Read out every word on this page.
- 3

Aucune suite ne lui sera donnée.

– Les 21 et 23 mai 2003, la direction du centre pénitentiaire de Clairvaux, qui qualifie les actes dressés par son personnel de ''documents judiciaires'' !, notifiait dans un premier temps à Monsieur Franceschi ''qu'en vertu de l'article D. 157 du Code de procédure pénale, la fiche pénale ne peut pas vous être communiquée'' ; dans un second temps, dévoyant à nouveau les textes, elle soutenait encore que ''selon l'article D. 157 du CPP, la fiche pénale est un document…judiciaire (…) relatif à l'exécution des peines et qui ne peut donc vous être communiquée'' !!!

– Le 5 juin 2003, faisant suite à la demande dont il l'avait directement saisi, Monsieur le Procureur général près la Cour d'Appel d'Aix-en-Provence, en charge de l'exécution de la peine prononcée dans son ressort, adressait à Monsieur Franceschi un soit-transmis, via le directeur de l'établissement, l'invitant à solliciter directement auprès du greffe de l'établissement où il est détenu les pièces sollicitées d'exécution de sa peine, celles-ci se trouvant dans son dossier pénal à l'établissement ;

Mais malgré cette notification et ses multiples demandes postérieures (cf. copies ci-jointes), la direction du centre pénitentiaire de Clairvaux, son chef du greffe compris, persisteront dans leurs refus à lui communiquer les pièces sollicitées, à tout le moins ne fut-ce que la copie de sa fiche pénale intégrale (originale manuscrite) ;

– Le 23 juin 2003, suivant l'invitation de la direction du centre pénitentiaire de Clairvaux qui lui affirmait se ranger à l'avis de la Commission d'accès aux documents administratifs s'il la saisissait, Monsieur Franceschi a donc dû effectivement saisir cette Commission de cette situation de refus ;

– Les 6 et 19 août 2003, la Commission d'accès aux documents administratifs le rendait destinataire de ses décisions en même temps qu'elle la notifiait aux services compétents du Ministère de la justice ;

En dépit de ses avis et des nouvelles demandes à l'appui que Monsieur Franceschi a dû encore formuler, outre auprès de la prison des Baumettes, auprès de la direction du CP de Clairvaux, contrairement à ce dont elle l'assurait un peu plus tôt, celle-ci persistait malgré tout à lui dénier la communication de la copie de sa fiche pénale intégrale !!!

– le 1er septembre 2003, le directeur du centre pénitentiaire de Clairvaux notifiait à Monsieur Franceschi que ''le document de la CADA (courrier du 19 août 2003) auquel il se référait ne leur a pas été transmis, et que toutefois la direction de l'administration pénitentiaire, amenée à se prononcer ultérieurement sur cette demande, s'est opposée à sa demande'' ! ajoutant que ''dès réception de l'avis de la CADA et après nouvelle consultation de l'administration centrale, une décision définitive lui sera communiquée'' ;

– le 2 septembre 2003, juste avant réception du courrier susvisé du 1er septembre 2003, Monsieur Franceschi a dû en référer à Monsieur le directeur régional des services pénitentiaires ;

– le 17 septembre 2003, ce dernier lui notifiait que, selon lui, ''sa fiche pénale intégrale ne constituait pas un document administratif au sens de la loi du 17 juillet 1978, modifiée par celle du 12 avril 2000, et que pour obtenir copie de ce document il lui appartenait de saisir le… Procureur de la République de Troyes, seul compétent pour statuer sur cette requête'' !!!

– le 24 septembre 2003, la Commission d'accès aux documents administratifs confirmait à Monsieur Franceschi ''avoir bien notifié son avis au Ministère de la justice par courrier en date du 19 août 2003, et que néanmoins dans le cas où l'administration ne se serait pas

-=-=-

**PROBLEM TO SOLVE:**
Search the preceding listing for "services" and extract every line where it is found.

**ANSWER TO THE PROBLEM:**
– Les 6 et 19 août 2003, la Commission d'accès aux documents administratifs le rendait destinataire de ses décisions en même temps qu'elle la notifiait aux services compétents du Ministère de la justice ;
– le 2 septembre 2003, juste avant réception du courrier susvisé du 1er septembre 2003, Monsieur Franceschi a dû en référer à Monsieur le directeur régional des services pénitentiaires ;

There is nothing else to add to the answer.